WHAT IS BEING ASKED: Quote the records that follow in full, leaving the pictures out.
----
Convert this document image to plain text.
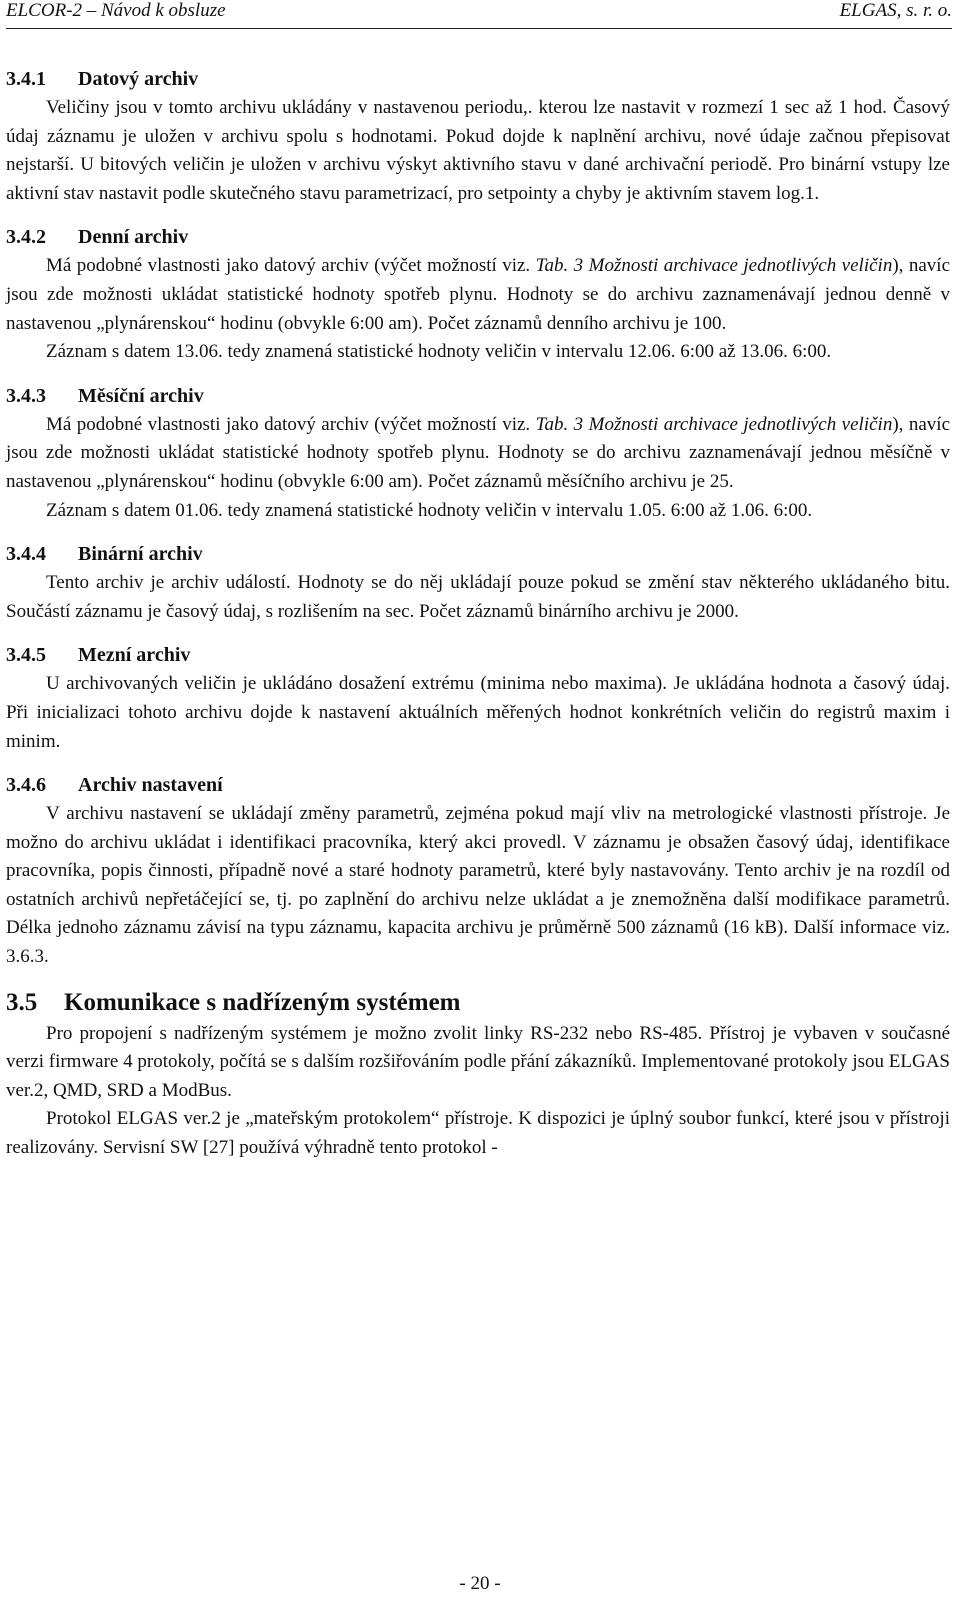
ELCOR-2 – Návod k obsluze	ELGAS, s. r. o.
3.4.1 Datový archiv

Veličiny jsou v tomto archivu ukládány v nastavenou periodu,. kterou lze nastavit v rozmezí 1 sec až 1 hod. Časový údaj záznamu je uložen v archivu spolu s hodnotami. Pokud dojde k naplnění archivu, nové údaje začnou přepisovat nejstarší. U bitových veličin je uložen v archivu výskyt aktivního stavu v dané archivační periodě. Pro binární vstupy lze aktivní stav nastavit podle skutečného stavu parametrizací, pro setpointy a chyby je aktivním stavem log.1.

3.4.2 Denní archiv

Má podobné vlastnosti jako datový archiv (výčet možností viz. Tab. 3 Možnosti archivace jednotlivých veličin), navíc jsou zde možnosti ukládat statistické hodnoty spotřeb plynu. Hodnoty se do archivu zaznamenávají jednou denně v nastavenou „plynárenskou“ hodinu (obvykle 6:00 am). Počet záznamů denního archivu je 100.

Záznam s datem 13.06. tedy znamená statistické hodnoty veličin v intervalu 12.06. 6:00 až 13.06. 6:00.

3.4.3 Měsíční archiv

Má podobné vlastnosti jako datový archiv (výčet možností viz. Tab. 3 Možnosti archivace jednotlivých veličin), navíc jsou zde možnosti ukládat statistické hodnoty spotřeb plynu. Hodnoty se do archivu zaznamenávají jednou měsíčně v nastavenou „plynárenskou“ hodinu (obvykle 6:00 am). Počet záznamů měsíčního archivu je 25.

Záznam s datem 01.06. tedy znamená statistické hodnoty veličin v intervalu 1.05. 6:00 až 1.06. 6:00.

3.4.4 Binární archiv

Tento archiv je archiv událostí. Hodnoty se do něj ukládají pouze pokud se změní stav některého ukládaného bitu. Součástí záznamu je časový údaj, s rozlišením na sec. Počet záznamů binárního archivu je 2000.

3.4.5 Mezní archiv

U archivovaných veličin je ukládáno dosažení extrému (minima nebo maxima). Je ukládána hodnota a časový údaj. Při inicializaci tohoto archivu dojde k nastavení aktuálních měřených hodnot konkrétních veličin do registrů maxim i minim.

3.4.6 Archiv nastavení

V archivu nastavení se ukládají změny parametrů, zejména pokud mají vliv na metrologické vlastnosti přístroje. Je možno do archivu ukládat i identifikaci pracovníka, který akci provedl. V záznamu je obsažen časový údaj, identifikace pracovníka, popis činnosti, případně nové a staré hodnoty parametrů, které byly nastavovány. Tento archiv je na rozdíl od ostatních archivů nepřetáčející se, tj. po zaplnění do archivu nelze ukládat a je znemožněna další modifikace parametrů. Délka jednoho záznamu závisí na typu záznamu, kapacita archivu je průměrně 500 záznamů (16 kB). Další informace viz. 3.6.3.

3.5 Komunikace s nadřízeným systémem

Pro propojení s nadřízeným systémem je možno zvolit linky RS-232 nebo RS-485. Přístroj je vybaven v současné verzi firmware 4 protokoly, počítá se s dalším rozšiřováním podle přání zákazníků. Implementované protokoly jsou ELGAS ver.2, QMD, SRD a ModBus.

Protokol ELGAS ver.2 je „mateřským protokolem“ přístroje. K dispozici je úplný soubor funkcí, které jsou v přístroji realizovány. Servisní SW [27] používá výhradně tento protokol -

- 20 -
----
EXERCISE RESPONSE:
Convert this document image to plain text.
ELCOR-2 – Návod k obsluze	ELGAS, s. r. o.
3.4.1 Datový archiv

Veličiny jsou v tomto archivu ukládány v nastavenou periodu,. kterou lze nastavit v rozmezí 1 sec až 1 hod. Časový údaj záznamu je uložen v archivu spolu s hodnotami. Pokud dojde k naplnění archivu, nové údaje začnou přepisovat nejstarší. U bitových veličin je uložen v archivu výskyt aktivního stavu v dané archivační periodě. Pro binární vstupy lze aktivní stav nastavit podle skutečného stavu parametrizací, pro setpointy a chyby je aktivním stavem log.1.

3.4.2 Denní archiv

Má podobné vlastnosti jako datový archiv (výčet možností viz. Tab. 3 Možnosti archivace jednotlivých veličin), navíc jsou zde možnosti ukládat statistické hodnoty spotřeb plynu. Hodnoty se do archivu zaznamenávají jednou denně v nastavenou „plynárenskou“ hodinu (obvykle 6:00 am). Počet záznamů denního archivu je 100.

Záznam s datem 13.06. tedy znamená statistické hodnoty veličin v intervalu 12.06. 6:00 až 13.06. 6:00.

3.4.3 Měsíční archiv

Má podobné vlastnosti jako datový archiv (výčet možností viz. Tab. 3 Možnosti archivace jednotlivých veličin), navíc jsou zde možnosti ukládat statistické hodnoty spotřeb plynu. Hodnoty se do archivu zaznamenávají jednou měsíčně v nastavenou „plynárenskou“ hodinu (obvykle 6:00 am). Počet záznamů měsíčního archivu je 25.

Záznam s datem 01.06. tedy znamená statistické hodnoty veličin v intervalu 1.05. 6:00 až 1.06. 6:00.

3.4.4 Binární archiv

Tento archiv je archiv událostí. Hodnoty se do něj ukládají pouze pokud se změní stav některého ukládaného bitu. Součástí záznamu je časový údaj, s rozlišením na sec. Počet záznamů binárního archivu je 2000.

3.4.5 Mezní archiv

U archivovaných veličin je ukládáno dosažení extrému (minima nebo maxima). Je ukládána hodnota a časový údaj. Při inicializaci tohoto archivu dojde k nastavení aktuálních měřených hodnot konkrétních veličin do registrů maxim i minim.

3.4.6 Archiv nastavení

V archivu nastavení se ukládají změny parametrů, zejména pokud mají vliv na metrologické vlastnosti přístroje. Je možno do archivu ukládat i identifikaci pracovníka, který akci provedl. V záznamu je obsažen časový údaj, identifikace pracovníka, popis činnosti, případně nové a staré hodnoty parametrů, které byly nastavovány. Tento archiv je na rozdíl od ostatních archivů nepřetáčející se, tj. po zaplnění do archivu nelze ukládat a je znemožněna další modifikace parametrů. Délka jednoho záznamu závisí na typu záznamu, kapacita archivu je průměrně 500 záznamů (16 kB). Další informace viz. 3.6.3.

3.5 Komunikace s nadřízeným systémem

Pro propojení s nadřízeným systémem je možno zvolit linky RS-232 nebo RS-485. Přístroj je vybaven v současné verzi firmware 4 protokoly, počítá se s dalším rozšiřováním podle přání zákazníků. Implementované protokoly jsou ELGAS ver.2, QMD, SRD a ModBus.

Protokol ELGAS ver.2 je „mateřským protokolem“ přístroje. K dispozici je úplný soubor funkcí, které jsou v přístroji realizovány. Servisní SW [27] používá výhradně tento protokol -

- 20 -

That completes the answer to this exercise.